**Exercise input**
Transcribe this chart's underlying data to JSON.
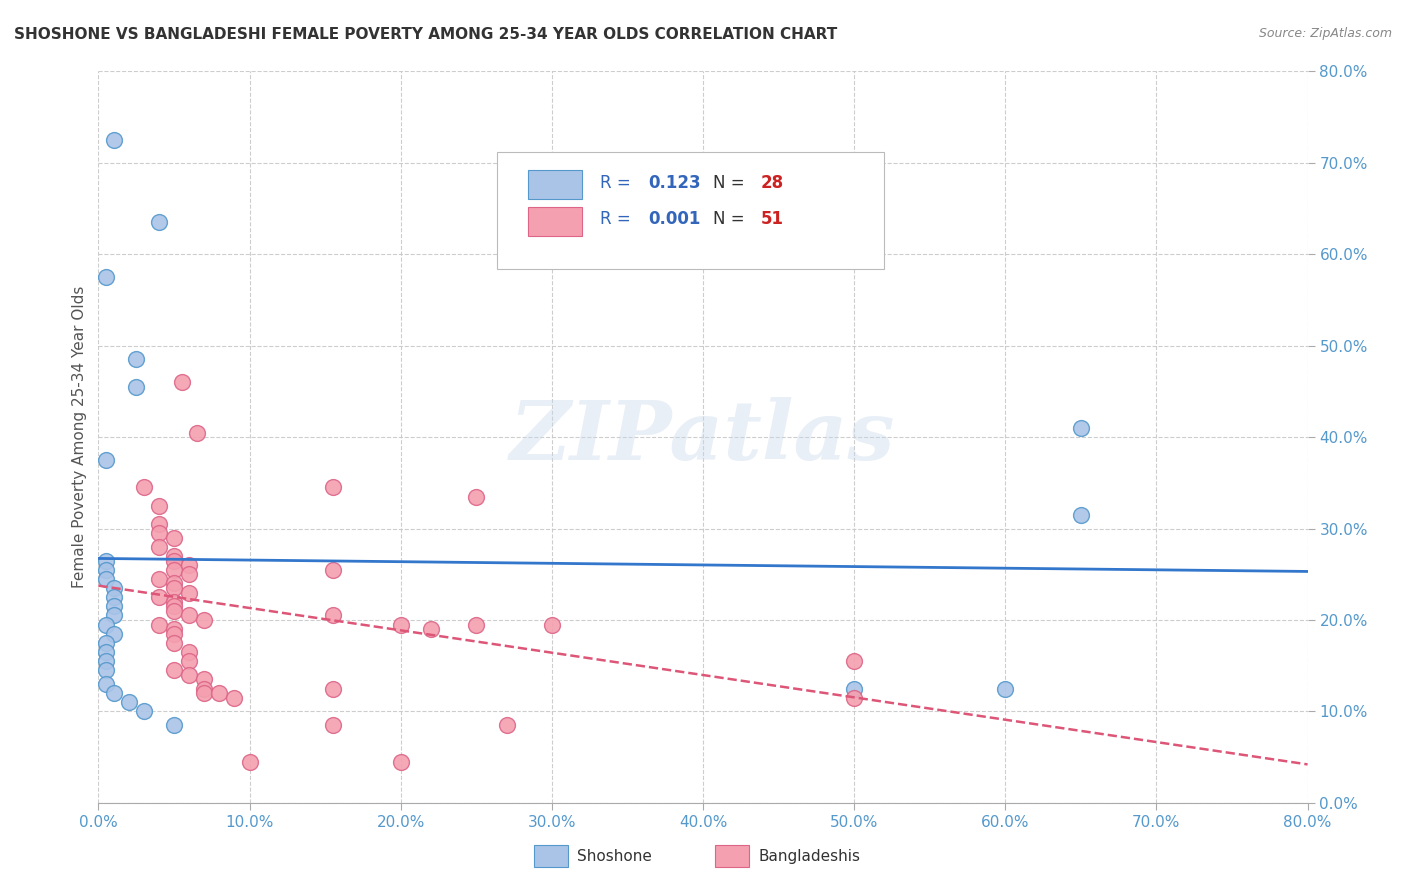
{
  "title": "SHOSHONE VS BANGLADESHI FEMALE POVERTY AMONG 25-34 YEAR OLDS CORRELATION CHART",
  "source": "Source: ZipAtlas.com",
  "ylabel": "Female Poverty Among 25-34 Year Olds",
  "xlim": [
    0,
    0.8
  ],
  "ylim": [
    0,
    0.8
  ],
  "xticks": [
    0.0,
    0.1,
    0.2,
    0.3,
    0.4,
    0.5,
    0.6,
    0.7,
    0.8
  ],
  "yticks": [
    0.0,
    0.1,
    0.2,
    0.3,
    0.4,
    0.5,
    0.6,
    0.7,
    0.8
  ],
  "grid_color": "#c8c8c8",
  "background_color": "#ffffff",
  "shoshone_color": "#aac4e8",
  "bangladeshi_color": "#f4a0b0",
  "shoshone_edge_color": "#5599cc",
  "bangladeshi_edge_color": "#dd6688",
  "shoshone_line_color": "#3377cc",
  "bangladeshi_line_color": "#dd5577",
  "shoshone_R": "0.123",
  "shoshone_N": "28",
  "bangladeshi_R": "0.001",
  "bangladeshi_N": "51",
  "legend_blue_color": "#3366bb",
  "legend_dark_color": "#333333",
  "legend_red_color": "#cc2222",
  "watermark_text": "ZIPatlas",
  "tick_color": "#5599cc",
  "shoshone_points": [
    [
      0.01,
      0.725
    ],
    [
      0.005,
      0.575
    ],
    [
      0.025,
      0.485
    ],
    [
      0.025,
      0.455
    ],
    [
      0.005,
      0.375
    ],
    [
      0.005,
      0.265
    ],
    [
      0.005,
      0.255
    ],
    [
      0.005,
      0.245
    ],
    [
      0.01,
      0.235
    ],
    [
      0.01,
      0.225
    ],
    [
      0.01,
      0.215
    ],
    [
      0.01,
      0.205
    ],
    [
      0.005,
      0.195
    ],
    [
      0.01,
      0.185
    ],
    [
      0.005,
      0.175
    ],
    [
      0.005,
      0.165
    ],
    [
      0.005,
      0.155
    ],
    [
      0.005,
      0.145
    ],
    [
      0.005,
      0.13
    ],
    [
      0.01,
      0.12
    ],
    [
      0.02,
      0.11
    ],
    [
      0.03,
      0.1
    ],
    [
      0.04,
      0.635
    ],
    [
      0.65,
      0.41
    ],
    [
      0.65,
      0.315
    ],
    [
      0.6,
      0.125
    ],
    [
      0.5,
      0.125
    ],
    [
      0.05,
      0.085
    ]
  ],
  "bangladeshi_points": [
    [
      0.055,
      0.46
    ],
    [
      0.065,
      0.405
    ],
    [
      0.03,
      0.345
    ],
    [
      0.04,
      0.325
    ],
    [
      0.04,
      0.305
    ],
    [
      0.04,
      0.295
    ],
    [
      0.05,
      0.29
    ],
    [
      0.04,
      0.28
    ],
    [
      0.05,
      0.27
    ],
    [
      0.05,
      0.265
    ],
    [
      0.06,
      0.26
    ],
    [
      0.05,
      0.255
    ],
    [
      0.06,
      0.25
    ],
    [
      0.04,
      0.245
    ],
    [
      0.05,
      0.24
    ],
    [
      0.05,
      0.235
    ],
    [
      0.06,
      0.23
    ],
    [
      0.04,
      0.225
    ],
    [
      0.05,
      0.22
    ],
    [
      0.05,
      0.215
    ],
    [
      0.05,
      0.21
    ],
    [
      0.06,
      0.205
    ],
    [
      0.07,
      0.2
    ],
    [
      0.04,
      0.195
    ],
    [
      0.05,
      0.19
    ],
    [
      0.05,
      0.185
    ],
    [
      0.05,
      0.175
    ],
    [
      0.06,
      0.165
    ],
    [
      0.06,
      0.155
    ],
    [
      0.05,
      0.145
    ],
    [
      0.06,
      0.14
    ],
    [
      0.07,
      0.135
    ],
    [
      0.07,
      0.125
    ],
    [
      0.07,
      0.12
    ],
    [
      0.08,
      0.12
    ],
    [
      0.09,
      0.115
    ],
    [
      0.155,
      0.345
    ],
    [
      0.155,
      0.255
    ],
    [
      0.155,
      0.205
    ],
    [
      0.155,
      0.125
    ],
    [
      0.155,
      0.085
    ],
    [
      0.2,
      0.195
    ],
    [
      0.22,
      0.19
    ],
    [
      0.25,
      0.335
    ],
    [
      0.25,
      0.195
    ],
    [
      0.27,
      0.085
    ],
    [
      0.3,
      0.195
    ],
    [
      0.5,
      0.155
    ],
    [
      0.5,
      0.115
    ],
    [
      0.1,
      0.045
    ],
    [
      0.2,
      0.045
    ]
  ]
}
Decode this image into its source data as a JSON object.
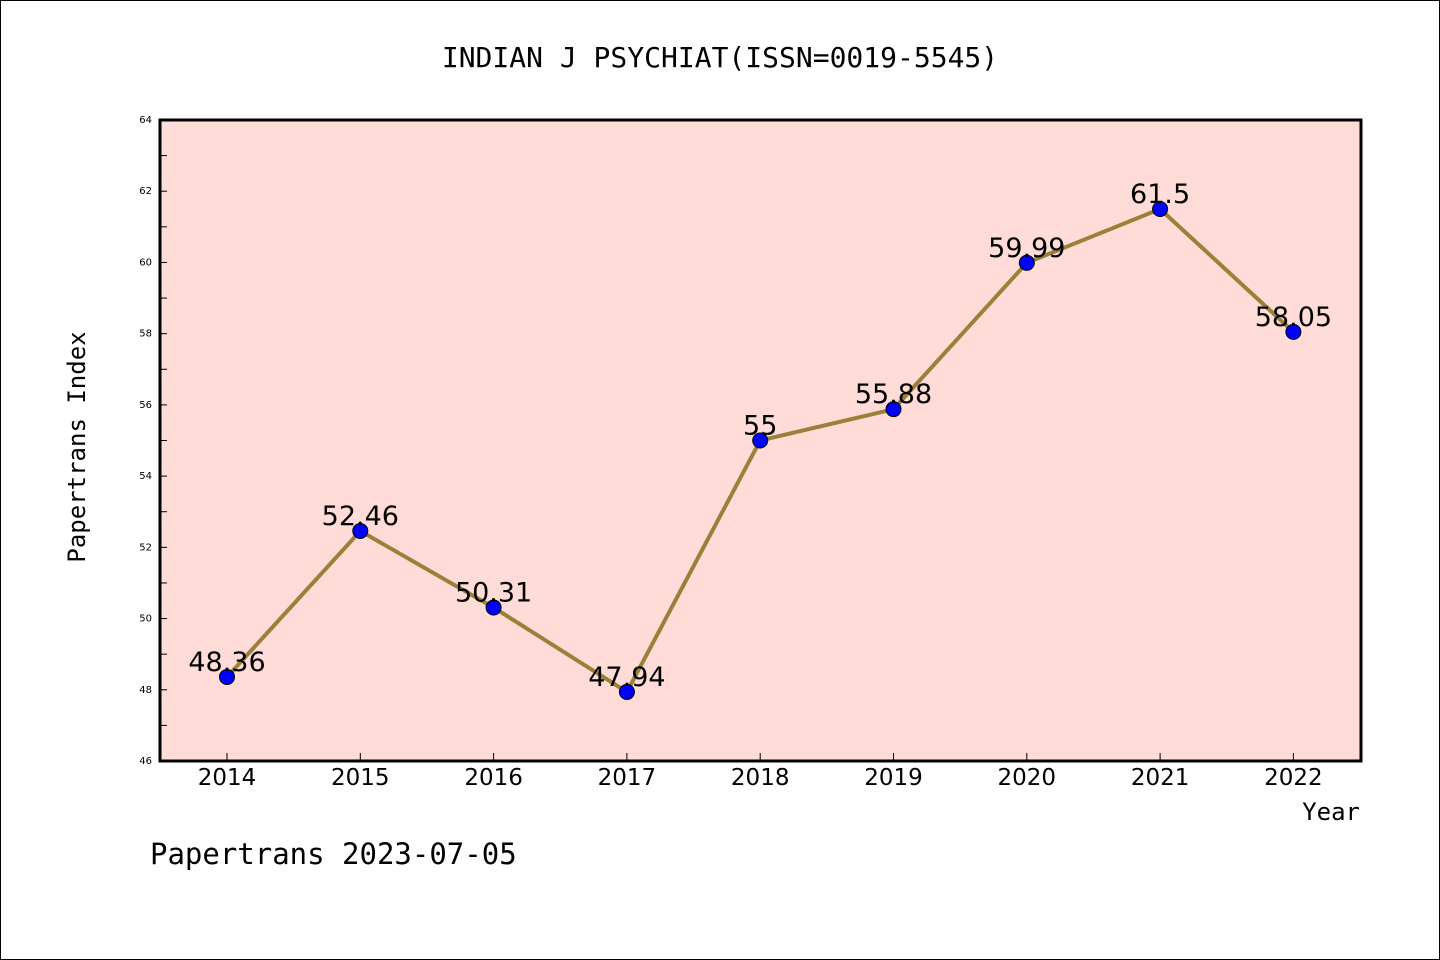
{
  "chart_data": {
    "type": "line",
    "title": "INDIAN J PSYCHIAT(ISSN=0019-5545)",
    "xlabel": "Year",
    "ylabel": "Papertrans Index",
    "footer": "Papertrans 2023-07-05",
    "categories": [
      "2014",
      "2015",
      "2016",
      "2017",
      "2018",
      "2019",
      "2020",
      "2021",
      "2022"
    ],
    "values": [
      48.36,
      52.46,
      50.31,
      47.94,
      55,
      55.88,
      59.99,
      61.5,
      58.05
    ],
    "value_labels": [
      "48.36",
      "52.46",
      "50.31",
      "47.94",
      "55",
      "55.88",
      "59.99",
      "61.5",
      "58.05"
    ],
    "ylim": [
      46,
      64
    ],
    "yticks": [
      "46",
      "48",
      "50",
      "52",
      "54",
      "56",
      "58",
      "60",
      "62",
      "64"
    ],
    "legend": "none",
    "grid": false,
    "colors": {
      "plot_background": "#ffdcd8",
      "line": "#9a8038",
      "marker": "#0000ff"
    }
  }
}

**The task**
Reproduce the material word for word. Any pictures should be left out of the copy.

**Task solution**
Transcribe this chart's underlying data to JSON.
{
  "title": "SHOSHONE VS BANGLADESHI FEMALE POVERTY AMONG 25-34 YEAR OLDS CORRELATION CHART",
  "source": "Source: ZipAtlas.com",
  "ylabel": "Female Poverty Among 25-34 Year Olds",
  "xlim": [
    0,
    0.8
  ],
  "ylim": [
    0,
    0.8
  ],
  "xticks": [
    0.0,
    0.1,
    0.2,
    0.3,
    0.4,
    0.5,
    0.6,
    0.7,
    0.8
  ],
  "yticks": [
    0.0,
    0.1,
    0.2,
    0.3,
    0.4,
    0.5,
    0.6,
    0.7,
    0.8
  ],
  "grid_color": "#c8c8c8",
  "background_color": "#ffffff",
  "shoshone_color": "#aac4e8",
  "bangladeshi_color": "#f4a0b0",
  "shoshone_edge_color": "#5599cc",
  "bangladeshi_edge_color": "#dd6688",
  "shoshone_line_color": "#3377cc",
  "bangladeshi_line_color": "#dd5577",
  "shoshone_R": "0.123",
  "shoshone_N": "28",
  "bangladeshi_R": "0.001",
  "bangladeshi_N": "51",
  "legend_blue_color": "#3366bb",
  "legend_dark_color": "#333333",
  "legend_red_color": "#cc2222",
  "watermark_text": "ZIPatlas",
  "tick_color": "#5599cc",
  "shoshone_points": [
    [
      0.01,
      0.725
    ],
    [
      0.005,
      0.575
    ],
    [
      0.025,
      0.485
    ],
    [
      0.025,
      0.455
    ],
    [
      0.005,
      0.375
    ],
    [
      0.005,
      0.265
    ],
    [
      0.005,
      0.255
    ],
    [
      0.005,
      0.245
    ],
    [
      0.01,
      0.235
    ],
    [
      0.01,
      0.225
    ],
    [
      0.01,
      0.215
    ],
    [
      0.01,
      0.205
    ],
    [
      0.005,
      0.195
    ],
    [
      0.01,
      0.185
    ],
    [
      0.005,
      0.175
    ],
    [
      0.005,
      0.165
    ],
    [
      0.005,
      0.155
    ],
    [
      0.005,
      0.145
    ],
    [
      0.005,
      0.13
    ],
    [
      0.01,
      0.12
    ],
    [
      0.02,
      0.11
    ],
    [
      0.03,
      0.1
    ],
    [
      0.04,
      0.635
    ],
    [
      0.65,
      0.41
    ],
    [
      0.65,
      0.315
    ],
    [
      0.6,
      0.125
    ],
    [
      0.5,
      0.125
    ],
    [
      0.05,
      0.085
    ]
  ],
  "bangladeshi_points": [
    [
      0.055,
      0.46
    ],
    [
      0.065,
      0.405
    ],
    [
      0.03,
      0.345
    ],
    [
      0.04,
      0.325
    ],
    [
      0.04,
      0.305
    ],
    [
      0.04,
      0.295
    ],
    [
      0.05,
      0.29
    ],
    [
      0.04,
      0.28
    ],
    [
      0.05,
      0.27
    ],
    [
      0.05,
      0.265
    ],
    [
      0.06,
      0.26
    ],
    [
      0.05,
      0.255
    ],
    [
      0.06,
      0.25
    ],
    [
      0.04,
      0.245
    ],
    [
      0.05,
      0.24
    ],
    [
      0.05,
      0.235
    ],
    [
      0.06,
      0.23
    ],
    [
      0.04,
      0.225
    ],
    [
      0.05,
      0.22
    ],
    [
      0.05,
      0.215
    ],
    [
      0.05,
      0.21
    ],
    [
      0.06,
      0.205
    ],
    [
      0.07,
      0.2
    ],
    [
      0.04,
      0.195
    ],
    [
      0.05,
      0.19
    ],
    [
      0.05,
      0.185
    ],
    [
      0.05,
      0.175
    ],
    [
      0.06,
      0.165
    ],
    [
      0.06,
      0.155
    ],
    [
      0.05,
      0.145
    ],
    [
      0.06,
      0.14
    ],
    [
      0.07,
      0.135
    ],
    [
      0.07,
      0.125
    ],
    [
      0.07,
      0.12
    ],
    [
      0.08,
      0.12
    ],
    [
      0.09,
      0.115
    ],
    [
      0.155,
      0.345
    ],
    [
      0.155,
      0.255
    ],
    [
      0.155,
      0.205
    ],
    [
      0.155,
      0.125
    ],
    [
      0.155,
      0.085
    ],
    [
      0.2,
      0.195
    ],
    [
      0.22,
      0.19
    ],
    [
      0.25,
      0.335
    ],
    [
      0.25,
      0.195
    ],
    [
      0.27,
      0.085
    ],
    [
      0.3,
      0.195
    ],
    [
      0.5,
      0.155
    ],
    [
      0.5,
      0.115
    ],
    [
      0.1,
      0.045
    ],
    [
      0.2,
      0.045
    ]
  ]
}
Decode this image into its source data as a JSON object.
{
  "chart_data": {
    "type": "line",
    "title": "INDIAN J PSYCHIAT(ISSN=0019-5545)",
    "xlabel": "Year",
    "ylabel": "Papertrans Index",
    "footer": "Papertrans 2023-07-05",
    "categories": [
      "2014",
      "2015",
      "2016",
      "2017",
      "2018",
      "2019",
      "2020",
      "2021",
      "2022"
    ],
    "values": [
      48.36,
      52.46,
      50.31,
      47.94,
      55,
      55.88,
      59.99,
      61.5,
      58.05
    ],
    "value_labels": [
      "48.36",
      "52.46",
      "50.31",
      "47.94",
      "55",
      "55.88",
      "59.99",
      "61.5",
      "58.05"
    ],
    "ylim": [
      46,
      64
    ],
    "yticks": [
      "46",
      "48",
      "50",
      "52",
      "54",
      "56",
      "58",
      "60",
      "62",
      "64"
    ],
    "legend": "none",
    "grid": false,
    "colors": {
      "plot_background": "#ffdcd8",
      "line": "#9a8038",
      "marker": "#0000ff"
    }
  }
}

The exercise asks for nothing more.